Exercise:
Gather all lines in the entries below that include the word "JSON".

Record extracts:
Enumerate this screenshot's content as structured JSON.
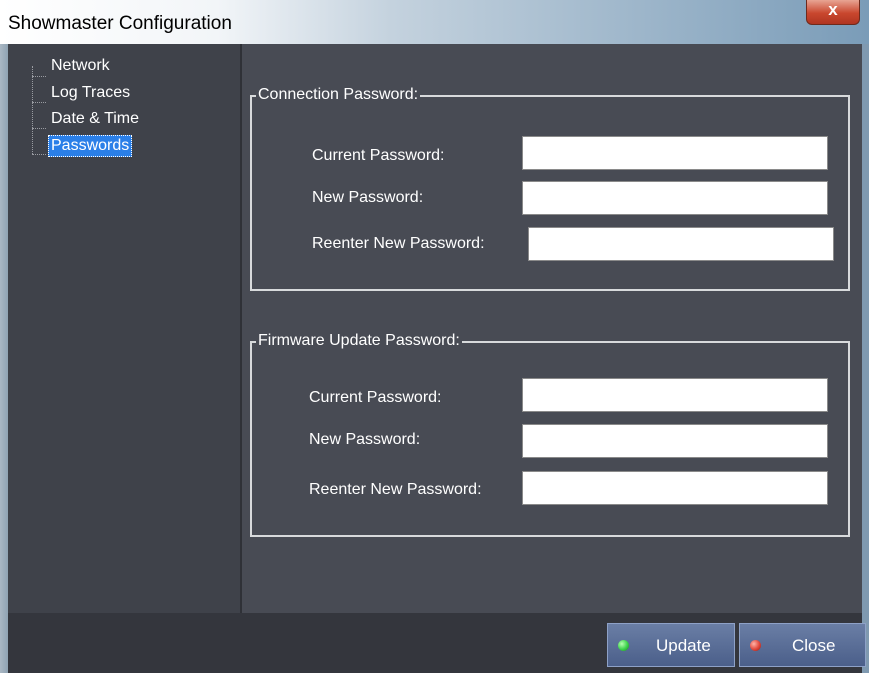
{
  "window": {
    "title": "Showmaster Configuration",
    "close_glyph": "x"
  },
  "tree": {
    "items": [
      {
        "label": "Network"
      },
      {
        "label": "Log Traces"
      },
      {
        "label": "Date & Time"
      },
      {
        "label": "Passwords",
        "selected": true
      }
    ]
  },
  "connection": {
    "legend": "Connection Password:",
    "current_label": "Current Password:",
    "new_label": "New Password:",
    "reenter_label": "Reenter New Password:"
  },
  "firmware": {
    "legend": "Firmware Update Password:",
    "current_label": "Current Password:",
    "new_label": "New Password:",
    "reenter_label": "Reenter New Password:"
  },
  "buttons": {
    "update_label": "Update",
    "close_label": "Close"
  },
  "colors": {
    "selection": "#2a7fe8",
    "update_led": "#3bd24a",
    "close_led": "#e0463a"
  }
}
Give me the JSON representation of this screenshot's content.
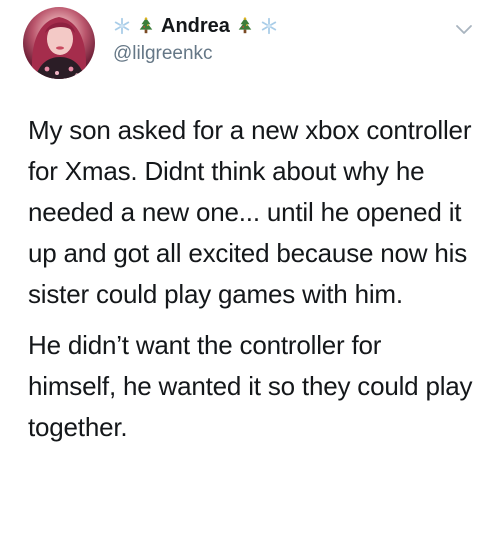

Result for this task:
Enumerate this screenshot's content as structured JSON.
Give me the JSON representation of this screenshot's content.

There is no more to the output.